Stored data:
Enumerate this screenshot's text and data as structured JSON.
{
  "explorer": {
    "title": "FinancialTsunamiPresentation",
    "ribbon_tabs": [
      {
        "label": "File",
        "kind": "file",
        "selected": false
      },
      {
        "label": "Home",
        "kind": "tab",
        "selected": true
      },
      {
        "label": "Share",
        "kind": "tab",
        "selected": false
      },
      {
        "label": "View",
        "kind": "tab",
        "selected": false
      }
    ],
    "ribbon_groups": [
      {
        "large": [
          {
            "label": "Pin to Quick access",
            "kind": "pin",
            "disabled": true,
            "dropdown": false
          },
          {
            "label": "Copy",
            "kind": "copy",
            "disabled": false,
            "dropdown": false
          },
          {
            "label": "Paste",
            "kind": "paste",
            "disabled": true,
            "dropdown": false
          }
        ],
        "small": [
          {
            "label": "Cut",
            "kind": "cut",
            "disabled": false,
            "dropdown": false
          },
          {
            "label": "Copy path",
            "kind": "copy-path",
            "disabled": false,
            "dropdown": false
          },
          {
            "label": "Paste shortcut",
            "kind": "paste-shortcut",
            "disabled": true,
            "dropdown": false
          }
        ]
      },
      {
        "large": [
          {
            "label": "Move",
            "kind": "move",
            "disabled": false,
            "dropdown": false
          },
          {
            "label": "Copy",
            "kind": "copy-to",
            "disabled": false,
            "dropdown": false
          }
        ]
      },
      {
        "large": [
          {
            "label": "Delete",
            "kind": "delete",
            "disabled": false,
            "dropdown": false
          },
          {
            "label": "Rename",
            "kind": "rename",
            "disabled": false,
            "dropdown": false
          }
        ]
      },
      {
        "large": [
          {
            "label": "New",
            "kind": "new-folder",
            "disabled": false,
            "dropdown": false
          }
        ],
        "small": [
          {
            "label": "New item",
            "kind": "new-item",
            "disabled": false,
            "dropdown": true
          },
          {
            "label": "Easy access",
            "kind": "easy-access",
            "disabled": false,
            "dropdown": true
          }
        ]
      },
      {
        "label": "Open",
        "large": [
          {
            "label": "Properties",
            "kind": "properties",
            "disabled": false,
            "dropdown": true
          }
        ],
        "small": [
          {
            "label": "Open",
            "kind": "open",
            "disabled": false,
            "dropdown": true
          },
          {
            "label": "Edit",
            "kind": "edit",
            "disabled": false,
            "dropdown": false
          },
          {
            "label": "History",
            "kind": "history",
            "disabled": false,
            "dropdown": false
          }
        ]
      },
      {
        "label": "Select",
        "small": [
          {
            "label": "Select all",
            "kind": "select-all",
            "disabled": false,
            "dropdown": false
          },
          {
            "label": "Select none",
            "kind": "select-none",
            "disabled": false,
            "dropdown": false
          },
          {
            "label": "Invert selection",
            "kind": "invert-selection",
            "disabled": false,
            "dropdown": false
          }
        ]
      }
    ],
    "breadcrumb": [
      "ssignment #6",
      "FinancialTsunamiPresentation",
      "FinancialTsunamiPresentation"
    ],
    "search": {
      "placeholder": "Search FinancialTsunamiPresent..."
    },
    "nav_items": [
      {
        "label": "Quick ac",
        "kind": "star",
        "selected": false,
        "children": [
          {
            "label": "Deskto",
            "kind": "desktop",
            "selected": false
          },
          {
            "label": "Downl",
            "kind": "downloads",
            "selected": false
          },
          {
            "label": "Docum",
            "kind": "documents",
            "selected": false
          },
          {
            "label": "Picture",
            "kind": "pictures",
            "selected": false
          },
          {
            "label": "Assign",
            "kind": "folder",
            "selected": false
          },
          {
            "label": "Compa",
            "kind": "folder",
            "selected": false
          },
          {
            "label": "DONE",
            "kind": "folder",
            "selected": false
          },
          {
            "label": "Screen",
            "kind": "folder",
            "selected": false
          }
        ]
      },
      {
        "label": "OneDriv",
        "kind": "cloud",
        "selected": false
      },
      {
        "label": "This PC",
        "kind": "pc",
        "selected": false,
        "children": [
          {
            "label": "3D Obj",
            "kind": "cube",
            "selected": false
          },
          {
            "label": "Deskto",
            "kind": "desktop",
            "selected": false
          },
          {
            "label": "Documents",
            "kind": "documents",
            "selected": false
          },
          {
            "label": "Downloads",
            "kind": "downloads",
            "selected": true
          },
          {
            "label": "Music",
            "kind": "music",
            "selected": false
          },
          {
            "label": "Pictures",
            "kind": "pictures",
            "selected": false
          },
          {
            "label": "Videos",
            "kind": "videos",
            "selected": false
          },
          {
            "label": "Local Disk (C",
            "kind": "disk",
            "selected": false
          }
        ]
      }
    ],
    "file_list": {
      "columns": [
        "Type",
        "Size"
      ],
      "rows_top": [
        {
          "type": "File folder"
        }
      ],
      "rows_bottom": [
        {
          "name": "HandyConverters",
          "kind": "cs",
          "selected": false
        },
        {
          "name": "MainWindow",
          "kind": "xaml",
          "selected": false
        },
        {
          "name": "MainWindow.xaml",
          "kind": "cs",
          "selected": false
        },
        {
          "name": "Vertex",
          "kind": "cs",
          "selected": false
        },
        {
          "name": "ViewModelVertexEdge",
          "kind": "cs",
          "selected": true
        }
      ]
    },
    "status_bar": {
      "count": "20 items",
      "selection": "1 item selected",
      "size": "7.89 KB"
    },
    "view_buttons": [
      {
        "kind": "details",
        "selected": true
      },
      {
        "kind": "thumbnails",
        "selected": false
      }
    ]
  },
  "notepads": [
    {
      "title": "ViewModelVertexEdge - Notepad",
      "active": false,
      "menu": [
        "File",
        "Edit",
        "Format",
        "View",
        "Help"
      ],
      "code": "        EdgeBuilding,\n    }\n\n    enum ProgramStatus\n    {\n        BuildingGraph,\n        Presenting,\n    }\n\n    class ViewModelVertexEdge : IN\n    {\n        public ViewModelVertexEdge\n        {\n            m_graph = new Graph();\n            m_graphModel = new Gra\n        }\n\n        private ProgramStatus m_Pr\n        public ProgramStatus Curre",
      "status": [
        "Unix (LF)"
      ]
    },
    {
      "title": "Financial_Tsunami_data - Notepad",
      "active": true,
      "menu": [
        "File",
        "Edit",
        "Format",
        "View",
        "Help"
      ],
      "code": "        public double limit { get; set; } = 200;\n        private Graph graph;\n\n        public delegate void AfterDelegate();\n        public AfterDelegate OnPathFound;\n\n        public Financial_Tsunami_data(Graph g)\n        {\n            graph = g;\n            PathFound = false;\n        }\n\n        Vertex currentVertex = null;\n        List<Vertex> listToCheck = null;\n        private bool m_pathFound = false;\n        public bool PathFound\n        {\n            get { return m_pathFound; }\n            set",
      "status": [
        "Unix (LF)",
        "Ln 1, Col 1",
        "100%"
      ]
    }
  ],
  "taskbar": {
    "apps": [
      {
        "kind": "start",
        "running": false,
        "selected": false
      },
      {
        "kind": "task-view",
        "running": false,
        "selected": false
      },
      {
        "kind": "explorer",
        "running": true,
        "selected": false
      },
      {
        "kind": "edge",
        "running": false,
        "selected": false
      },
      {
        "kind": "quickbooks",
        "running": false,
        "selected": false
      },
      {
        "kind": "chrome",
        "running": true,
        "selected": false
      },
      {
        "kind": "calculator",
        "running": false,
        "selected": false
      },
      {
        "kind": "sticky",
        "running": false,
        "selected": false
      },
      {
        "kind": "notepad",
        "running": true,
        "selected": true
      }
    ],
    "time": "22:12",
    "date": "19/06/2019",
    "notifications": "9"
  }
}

● **AIM OF THE EXERCISE**:
Each record should come back exactly as written.

● **ANSWER IN FULL**:
Enumerate this screenshot's text and data as structured JSON.
{
  "explorer": {
    "title": "FinancialTsunamiPresentation",
    "ribbon_tabs": [
      {
        "label": "File",
        "kind": "file",
        "selected": false
      },
      {
        "label": "Home",
        "kind": "tab",
        "selected": true
      },
      {
        "label": "Share",
        "kind": "tab",
        "selected": false
      },
      {
        "label": "View",
        "kind": "tab",
        "selected": false
      }
    ],
    "ribbon_groups": [
      {
        "large": [
          {
            "label": "Pin to Quick access",
            "kind": "pin",
            "disabled": true,
            "dropdown": false
          },
          {
            "label": "Copy",
            "kind": "copy",
            "disabled": false,
            "dropdown": false
          },
          {
            "label": "Paste",
            "kind": "paste",
            "disabled": true,
            "dropdown": false
          }
        ],
        "small": [
          {
            "label": "Cut",
            "kind": "cut",
            "disabled": false,
            "dropdown": false
          },
          {
            "label": "Copy path",
            "kind": "copy-path",
            "disabled": false,
            "dropdown": false
          },
          {
            "label": "Paste shortcut",
            "kind": "paste-shortcut",
            "disabled": true,
            "dropdown": false
          }
        ]
      },
      {
        "large": [
          {
            "label": "Move",
            "kind": "move",
            "disabled": false,
            "dropdown": false
          },
          {
            "label": "Copy",
            "kind": "copy-to",
            "disabled": false,
            "dropdown": false
          }
        ]
      },
      {
        "large": [
          {
            "label": "Delete",
            "kind": "delete",
            "disabled": false,
            "dropdown": false
          },
          {
            "label": "Rename",
            "kind": "rename",
            "disabled": false,
            "dropdown": false
          }
        ]
      },
      {
        "large": [
          {
            "label": "New",
            "kind": "new-folder",
            "disabled": false,
            "dropdown": false
          }
        ],
        "small": [
          {
            "label": "New item",
            "kind": "new-item",
            "disabled": false,
            "dropdown": true
          },
          {
            "label": "Easy access",
            "kind": "easy-access",
            "disabled": false,
            "dropdown": true
          }
        ]
      },
      {
        "label": "Open",
        "large": [
          {
            "label": "Properties",
            "kind": "properties",
            "disabled": false,
            "dropdown": true
          }
        ],
        "small": [
          {
            "label": "Open",
            "kind": "open",
            "disabled": false,
            "dropdown": true
          },
          {
            "label": "Edit",
            "kind": "edit",
            "disabled": false,
            "dropdown": false
          },
          {
            "label": "History",
            "kind": "history",
            "disabled": false,
            "dropdown": false
          }
        ]
      },
      {
        "label": "Select",
        "small": [
          {
            "label": "Select all",
            "kind": "select-all",
            "disabled": false,
            "dropdown": false
          },
          {
            "label": "Select none",
            "kind": "select-none",
            "disabled": false,
            "dropdown": false
          },
          {
            "label": "Invert selection",
            "kind": "invert-selection",
            "disabled": false,
            "dropdown": false
          }
        ]
      }
    ],
    "breadcrumb": [
      "ssignment #6",
      "FinancialTsunamiPresentation",
      "FinancialTsunamiPresentation"
    ],
    "search": {
      "placeholder": "Search FinancialTsunamiPresent..."
    },
    "nav_items": [
      {
        "label": "Quick ac",
        "kind": "star",
        "selected": false,
        "children": [
          {
            "label": "Deskto",
            "kind": "desktop",
            "selected": false
          },
          {
            "label": "Downl",
            "kind": "downloads",
            "selected": false
          },
          {
            "label": "Docum",
            "kind": "documents",
            "selected": false
          },
          {
            "label": "Picture",
            "kind": "pictures",
            "selected": false
          },
          {
            "label": "Assign",
            "kind": "folder",
            "selected": false
          },
          {
            "label": "Compa",
            "kind": "folder",
            "selected": false
          },
          {
            "label": "DONE",
            "kind": "folder",
            "selected": false
          },
          {
            "label": "Screen",
            "kind": "folder",
            "selected": false
          }
        ]
      },
      {
        "label": "OneDriv",
        "kind": "cloud",
        "selected": false
      },
      {
        "label": "This PC",
        "kind": "pc",
        "selected": false,
        "children": [
          {
            "label": "3D Obj",
            "kind": "cube",
            "selected": false
          },
          {
            "label": "Deskto",
            "kind": "desktop",
            "selected": false
          },
          {
            "label": "Documents",
            "kind": "documents",
            "selected": false
          },
          {
            "label": "Downloads",
            "kind": "downloads",
            "selected": true
          },
          {
            "label": "Music",
            "kind": "music",
            "selected": false
          },
          {
            "label": "Pictures",
            "kind": "pictures",
            "selected": false
          },
          {
            "label": "Videos",
            "kind": "videos",
            "selected": false
          },
          {
            "label": "Local Disk (C",
            "kind": "disk",
            "selected": false
          }
        ]
      }
    ],
    "file_list": {
      "columns": [
        "Type",
        "Size"
      ],
      "rows_top": [
        {
          "type": "File folder"
        }
      ],
      "rows_bottom": [
        {
          "name": "HandyConverters",
          "kind": "cs",
          "selected": false
        },
        {
          "name": "MainWindow",
          "kind": "xaml",
          "selected": false
        },
        {
          "name": "MainWindow.xaml",
          "kind": "cs",
          "selected": false
        },
        {
          "name": "Vertex",
          "kind": "cs",
          "selected": false
        },
        {
          "name": "ViewModelVertexEdge",
          "kind": "cs",
          "selected": true
        }
      ]
    },
    "status_bar": {
      "count": "20 items",
      "selection": "1 item selected",
      "size": "7.89 KB"
    },
    "view_buttons": [
      {
        "kind": "details",
        "selected": true
      },
      {
        "kind": "thumbnails",
        "selected": false
      }
    ]
  },
  "notepads": [
    {
      "title": "ViewModelVertexEdge - Notepad",
      "active": false,
      "menu": [
        "File",
        "Edit",
        "Format",
        "View",
        "Help"
      ],
      "code": "        EdgeBuilding,\n    }\n\n    enum ProgramStatus\n    {\n        BuildingGraph,\n        Presenting,\n    }\n\n    class ViewModelVertexEdge : IN\n    {\n        public ViewModelVertexEdge\n        {\n            m_graph = new Graph();\n            m_graphModel = new Gra\n        }\n\n        private ProgramStatus m_Pr\n        public ProgramStatus Curre",
      "status": [
        "Unix (LF)"
      ]
    },
    {
      "title": "Financial_Tsunami_data - Notepad",
      "active": true,
      "menu": [
        "File",
        "Edit",
        "Format",
        "View",
        "Help"
      ],
      "code": "        public double limit { get; set; } = 200;\n        private Graph graph;\n\n        public delegate void AfterDelegate();\n        public AfterDelegate OnPathFound;\n\n        public Financial_Tsunami_data(Graph g)\n        {\n            graph = g;\n            PathFound = false;\n        }\n\n        Vertex currentVertex = null;\n        List<Vertex> listToCheck = null;\n        private bool m_pathFound = false;\n        public bool PathFound\n        {\n            get { return m_pathFound; }\n            set",
      "status": [
        "Unix (LF)",
        "Ln 1, Col 1",
        "100%"
      ]
    }
  ],
  "taskbar": {
    "apps": [
      {
        "kind": "start",
        "running": false,
        "selected": false
      },
      {
        "kind": "task-view",
        "running": false,
        "selected": false
      },
      {
        "kind": "explorer",
        "running": true,
        "selected": false
      },
      {
        "kind": "edge",
        "running": false,
        "selected": false
      },
      {
        "kind": "quickbooks",
        "running": false,
        "selected": false
      },
      {
        "kind": "chrome",
        "running": true,
        "selected": false
      },
      {
        "kind": "calculator",
        "running": false,
        "selected": false
      },
      {
        "kind": "sticky",
        "running": false,
        "selected": false
      },
      {
        "kind": "notepad",
        "running": true,
        "selected": true
      }
    ],
    "time": "22:12",
    "date": "19/06/2019",
    "notifications": "9"
  }
}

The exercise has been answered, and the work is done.